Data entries

───

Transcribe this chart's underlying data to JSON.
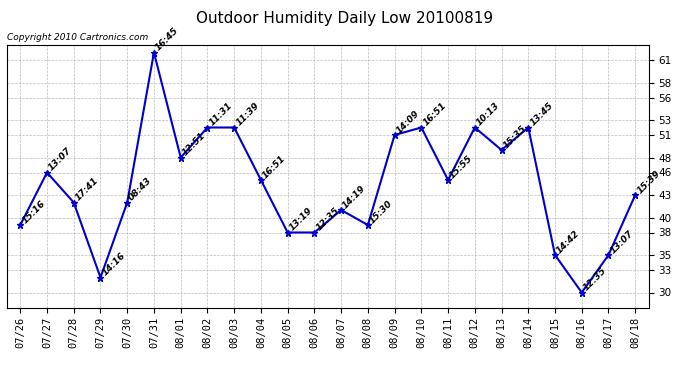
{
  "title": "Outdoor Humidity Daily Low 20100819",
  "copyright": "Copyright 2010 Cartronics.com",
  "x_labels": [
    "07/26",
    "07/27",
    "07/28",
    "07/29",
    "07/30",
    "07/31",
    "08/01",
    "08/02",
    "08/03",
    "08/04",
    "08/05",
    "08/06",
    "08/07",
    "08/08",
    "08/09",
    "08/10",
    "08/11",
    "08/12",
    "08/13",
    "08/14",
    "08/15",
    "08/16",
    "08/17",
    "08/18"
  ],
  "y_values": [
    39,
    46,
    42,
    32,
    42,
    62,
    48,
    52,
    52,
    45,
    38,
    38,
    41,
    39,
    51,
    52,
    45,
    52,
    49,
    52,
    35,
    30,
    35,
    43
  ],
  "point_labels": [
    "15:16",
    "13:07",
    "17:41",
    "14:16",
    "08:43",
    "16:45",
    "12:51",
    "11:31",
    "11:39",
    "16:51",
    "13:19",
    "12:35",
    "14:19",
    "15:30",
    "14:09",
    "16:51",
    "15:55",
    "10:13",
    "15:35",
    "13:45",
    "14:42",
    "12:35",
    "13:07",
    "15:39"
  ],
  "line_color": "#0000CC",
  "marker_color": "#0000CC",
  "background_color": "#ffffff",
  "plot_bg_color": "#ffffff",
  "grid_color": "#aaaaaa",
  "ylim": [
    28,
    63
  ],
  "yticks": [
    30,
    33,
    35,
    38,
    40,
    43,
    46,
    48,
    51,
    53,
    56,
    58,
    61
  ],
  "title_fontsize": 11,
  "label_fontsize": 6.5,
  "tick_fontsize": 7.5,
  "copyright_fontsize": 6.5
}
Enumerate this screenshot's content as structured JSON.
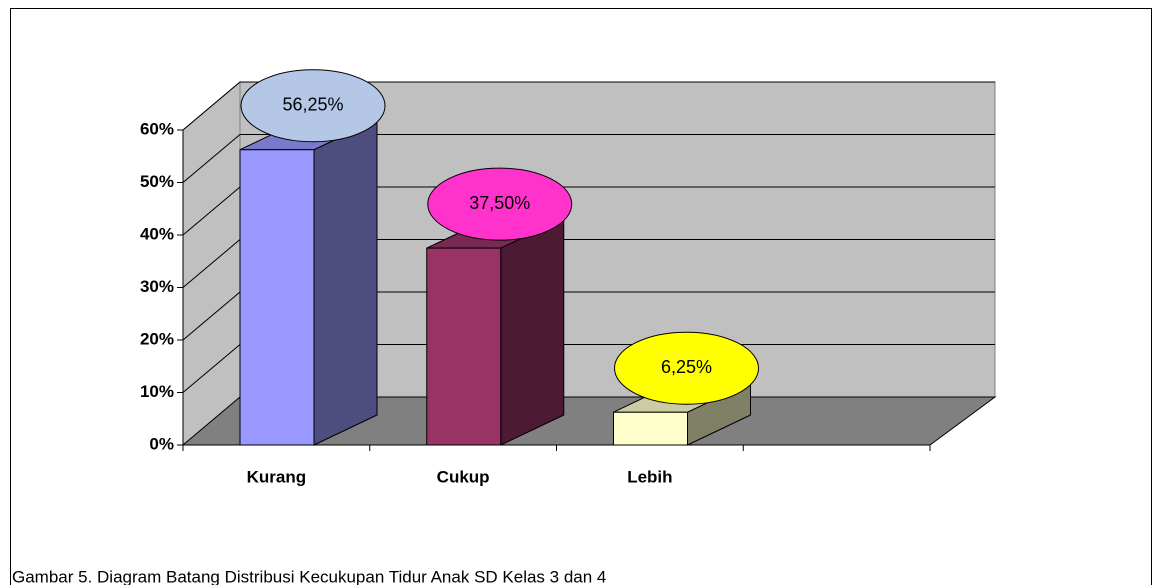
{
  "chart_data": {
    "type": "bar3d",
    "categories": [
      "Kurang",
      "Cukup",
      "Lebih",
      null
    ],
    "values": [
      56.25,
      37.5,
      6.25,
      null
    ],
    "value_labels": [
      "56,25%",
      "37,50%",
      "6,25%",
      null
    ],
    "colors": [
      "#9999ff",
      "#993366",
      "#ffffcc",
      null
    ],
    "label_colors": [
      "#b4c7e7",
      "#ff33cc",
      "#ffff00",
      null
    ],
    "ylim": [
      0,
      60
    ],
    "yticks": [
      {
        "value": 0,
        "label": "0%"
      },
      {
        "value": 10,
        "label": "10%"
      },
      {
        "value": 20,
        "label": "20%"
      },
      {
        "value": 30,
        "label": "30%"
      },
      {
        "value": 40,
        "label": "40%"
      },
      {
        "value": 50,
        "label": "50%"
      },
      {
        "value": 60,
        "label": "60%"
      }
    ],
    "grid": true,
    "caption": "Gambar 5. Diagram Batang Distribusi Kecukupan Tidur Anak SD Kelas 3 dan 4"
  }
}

───

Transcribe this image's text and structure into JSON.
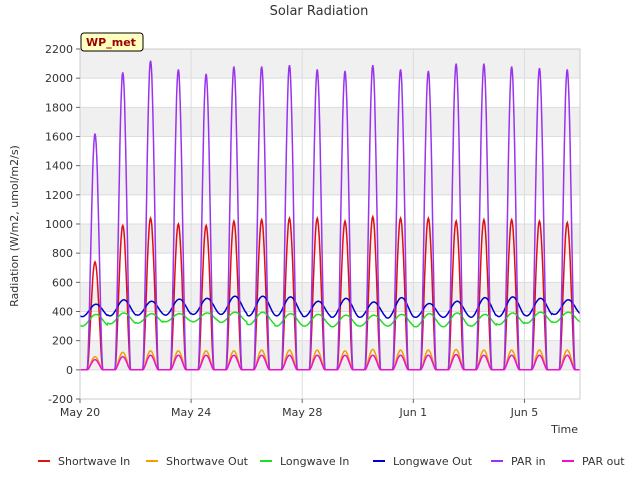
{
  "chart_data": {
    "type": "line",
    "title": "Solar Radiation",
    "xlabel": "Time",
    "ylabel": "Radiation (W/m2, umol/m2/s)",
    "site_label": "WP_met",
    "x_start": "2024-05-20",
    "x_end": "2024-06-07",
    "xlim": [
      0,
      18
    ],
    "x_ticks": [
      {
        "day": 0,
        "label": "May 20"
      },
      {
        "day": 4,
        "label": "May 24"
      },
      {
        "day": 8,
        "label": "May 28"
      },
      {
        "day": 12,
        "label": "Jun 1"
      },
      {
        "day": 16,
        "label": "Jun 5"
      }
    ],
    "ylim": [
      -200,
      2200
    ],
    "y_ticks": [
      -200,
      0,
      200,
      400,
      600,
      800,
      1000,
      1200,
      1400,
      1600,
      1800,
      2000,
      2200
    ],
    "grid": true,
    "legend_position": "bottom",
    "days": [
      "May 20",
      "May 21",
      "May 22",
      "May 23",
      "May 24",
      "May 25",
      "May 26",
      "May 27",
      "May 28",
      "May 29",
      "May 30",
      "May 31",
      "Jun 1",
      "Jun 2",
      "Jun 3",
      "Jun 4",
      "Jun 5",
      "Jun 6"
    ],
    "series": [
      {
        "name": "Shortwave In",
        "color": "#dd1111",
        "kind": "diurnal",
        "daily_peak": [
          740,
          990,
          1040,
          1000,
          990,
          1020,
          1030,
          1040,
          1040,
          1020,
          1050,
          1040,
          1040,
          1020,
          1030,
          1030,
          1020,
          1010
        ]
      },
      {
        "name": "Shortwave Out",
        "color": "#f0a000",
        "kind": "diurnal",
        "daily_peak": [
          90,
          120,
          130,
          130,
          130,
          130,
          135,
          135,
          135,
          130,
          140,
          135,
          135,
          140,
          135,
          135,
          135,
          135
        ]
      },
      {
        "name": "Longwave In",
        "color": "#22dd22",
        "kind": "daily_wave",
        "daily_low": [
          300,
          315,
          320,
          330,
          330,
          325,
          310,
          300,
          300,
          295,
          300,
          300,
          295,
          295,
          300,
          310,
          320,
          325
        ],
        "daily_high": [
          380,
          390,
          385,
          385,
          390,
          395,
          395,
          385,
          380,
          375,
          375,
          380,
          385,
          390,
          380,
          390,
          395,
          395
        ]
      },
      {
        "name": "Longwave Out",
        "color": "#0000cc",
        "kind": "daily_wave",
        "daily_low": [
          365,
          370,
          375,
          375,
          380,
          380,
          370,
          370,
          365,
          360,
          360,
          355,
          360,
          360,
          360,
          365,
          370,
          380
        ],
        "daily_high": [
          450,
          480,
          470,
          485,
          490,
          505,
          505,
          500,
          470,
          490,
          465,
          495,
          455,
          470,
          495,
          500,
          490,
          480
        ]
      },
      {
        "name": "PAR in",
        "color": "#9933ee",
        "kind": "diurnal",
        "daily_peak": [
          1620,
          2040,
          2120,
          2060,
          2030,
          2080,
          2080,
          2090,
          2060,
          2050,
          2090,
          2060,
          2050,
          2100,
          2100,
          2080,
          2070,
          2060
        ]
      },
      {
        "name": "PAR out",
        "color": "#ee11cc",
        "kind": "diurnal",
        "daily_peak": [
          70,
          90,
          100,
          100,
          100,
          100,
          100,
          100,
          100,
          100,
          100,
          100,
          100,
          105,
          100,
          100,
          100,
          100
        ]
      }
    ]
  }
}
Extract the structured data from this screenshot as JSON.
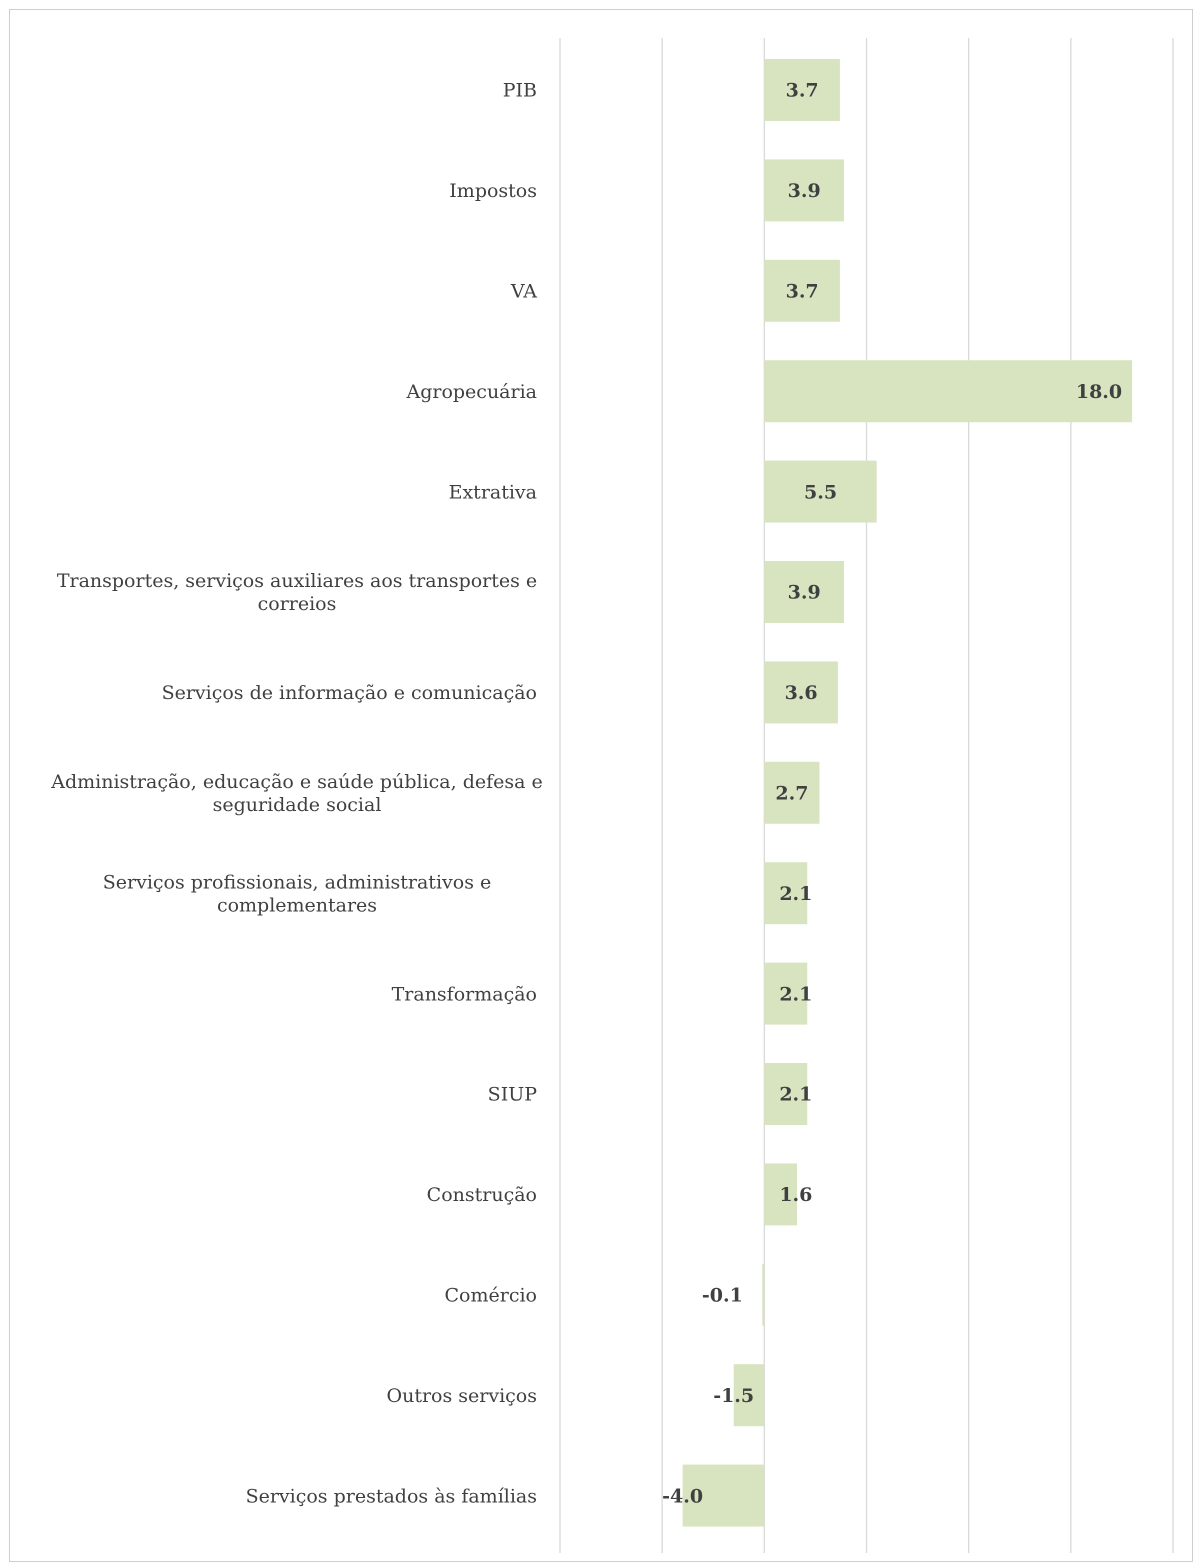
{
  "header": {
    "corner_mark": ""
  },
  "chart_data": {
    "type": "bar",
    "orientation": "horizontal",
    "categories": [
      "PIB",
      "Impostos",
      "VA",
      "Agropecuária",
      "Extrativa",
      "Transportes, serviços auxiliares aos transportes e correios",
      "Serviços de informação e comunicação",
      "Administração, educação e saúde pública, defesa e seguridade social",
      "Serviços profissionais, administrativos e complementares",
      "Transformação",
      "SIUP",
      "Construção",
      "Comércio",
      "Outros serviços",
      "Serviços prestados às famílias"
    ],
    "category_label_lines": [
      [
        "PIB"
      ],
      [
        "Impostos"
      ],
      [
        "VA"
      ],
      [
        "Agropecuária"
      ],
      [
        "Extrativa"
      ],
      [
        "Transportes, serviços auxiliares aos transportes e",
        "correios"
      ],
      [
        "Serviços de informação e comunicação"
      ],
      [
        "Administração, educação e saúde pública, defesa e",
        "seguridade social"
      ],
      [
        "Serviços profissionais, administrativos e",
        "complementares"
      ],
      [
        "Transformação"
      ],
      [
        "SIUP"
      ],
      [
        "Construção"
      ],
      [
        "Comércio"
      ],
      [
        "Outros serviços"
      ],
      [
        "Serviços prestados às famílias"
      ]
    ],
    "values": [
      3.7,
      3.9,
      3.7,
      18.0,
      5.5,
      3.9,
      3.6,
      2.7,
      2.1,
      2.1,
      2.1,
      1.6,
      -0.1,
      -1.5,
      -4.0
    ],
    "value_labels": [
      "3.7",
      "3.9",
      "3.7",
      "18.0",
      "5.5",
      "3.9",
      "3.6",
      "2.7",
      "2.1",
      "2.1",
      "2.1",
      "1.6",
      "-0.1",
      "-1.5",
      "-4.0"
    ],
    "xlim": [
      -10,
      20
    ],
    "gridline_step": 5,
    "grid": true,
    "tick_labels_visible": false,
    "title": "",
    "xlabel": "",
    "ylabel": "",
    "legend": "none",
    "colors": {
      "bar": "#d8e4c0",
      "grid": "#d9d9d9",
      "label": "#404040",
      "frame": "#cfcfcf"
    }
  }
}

───

### Given task:
Nothing but a number is needed here: how many lines hold the string "transportes"?

### The solution:
2